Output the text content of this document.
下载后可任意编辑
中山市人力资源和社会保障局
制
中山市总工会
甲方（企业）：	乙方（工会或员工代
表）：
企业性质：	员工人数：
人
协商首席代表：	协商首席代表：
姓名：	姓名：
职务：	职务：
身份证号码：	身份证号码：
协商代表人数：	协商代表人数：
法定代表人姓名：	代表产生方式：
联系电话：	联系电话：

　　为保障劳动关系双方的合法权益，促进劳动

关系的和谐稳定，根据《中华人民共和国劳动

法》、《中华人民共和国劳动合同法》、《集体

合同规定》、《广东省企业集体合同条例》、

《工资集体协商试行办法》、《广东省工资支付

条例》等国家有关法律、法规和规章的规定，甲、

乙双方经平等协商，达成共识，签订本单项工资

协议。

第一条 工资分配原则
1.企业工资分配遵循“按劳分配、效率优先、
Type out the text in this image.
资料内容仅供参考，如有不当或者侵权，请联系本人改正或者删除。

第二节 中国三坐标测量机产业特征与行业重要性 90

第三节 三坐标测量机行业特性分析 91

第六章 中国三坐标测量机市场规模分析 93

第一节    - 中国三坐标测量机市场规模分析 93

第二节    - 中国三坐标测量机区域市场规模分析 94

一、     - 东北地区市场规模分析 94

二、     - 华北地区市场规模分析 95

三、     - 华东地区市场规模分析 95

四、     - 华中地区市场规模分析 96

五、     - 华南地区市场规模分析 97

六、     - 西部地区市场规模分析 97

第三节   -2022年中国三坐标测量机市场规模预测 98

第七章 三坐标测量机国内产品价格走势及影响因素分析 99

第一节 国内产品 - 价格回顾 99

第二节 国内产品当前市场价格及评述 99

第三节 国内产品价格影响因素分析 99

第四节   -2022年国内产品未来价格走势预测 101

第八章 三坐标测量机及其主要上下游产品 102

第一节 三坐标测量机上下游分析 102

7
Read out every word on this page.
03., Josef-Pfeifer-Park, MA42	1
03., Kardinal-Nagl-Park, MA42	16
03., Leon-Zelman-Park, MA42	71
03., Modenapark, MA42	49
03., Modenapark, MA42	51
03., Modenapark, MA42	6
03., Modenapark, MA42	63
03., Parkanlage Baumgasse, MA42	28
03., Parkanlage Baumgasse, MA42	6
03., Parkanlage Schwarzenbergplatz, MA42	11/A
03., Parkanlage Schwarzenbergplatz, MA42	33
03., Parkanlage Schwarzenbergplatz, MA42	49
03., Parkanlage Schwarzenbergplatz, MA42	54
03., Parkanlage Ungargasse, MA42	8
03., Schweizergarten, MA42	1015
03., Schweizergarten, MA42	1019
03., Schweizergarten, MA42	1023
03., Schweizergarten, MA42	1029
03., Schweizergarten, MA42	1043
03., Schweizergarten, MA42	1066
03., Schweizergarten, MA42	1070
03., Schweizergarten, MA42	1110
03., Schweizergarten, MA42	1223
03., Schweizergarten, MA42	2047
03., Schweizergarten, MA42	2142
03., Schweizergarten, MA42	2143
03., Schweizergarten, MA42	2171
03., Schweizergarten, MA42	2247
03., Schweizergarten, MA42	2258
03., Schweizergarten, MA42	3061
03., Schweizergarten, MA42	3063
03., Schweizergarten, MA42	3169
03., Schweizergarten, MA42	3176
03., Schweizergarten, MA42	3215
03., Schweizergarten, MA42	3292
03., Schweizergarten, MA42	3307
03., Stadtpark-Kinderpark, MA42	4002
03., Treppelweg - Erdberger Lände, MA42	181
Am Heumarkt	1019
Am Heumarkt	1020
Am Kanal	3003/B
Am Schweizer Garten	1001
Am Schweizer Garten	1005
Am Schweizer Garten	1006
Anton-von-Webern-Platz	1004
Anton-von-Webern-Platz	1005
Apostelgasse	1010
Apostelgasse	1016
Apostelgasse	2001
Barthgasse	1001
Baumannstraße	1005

● **Task to complete**:
Write down every line of the data above that includes the string "Parkanlage".

● **Reply to the task**:
03., Parkanlage Baumgasse, MA42	28
03., Parkanlage Baumgasse, MA42	6
03., Parkanlage Schwarzenbergplatz, MA42	11/A
03., Parkanlage Schwarzenbergplatz, MA42	33
03., Parkanlage Schwarzenbergplatz, MA42	49
03., Parkanlage Schwarzenbergplatz, MA42	54
03., Parkanlage Ungargasse, MA42	8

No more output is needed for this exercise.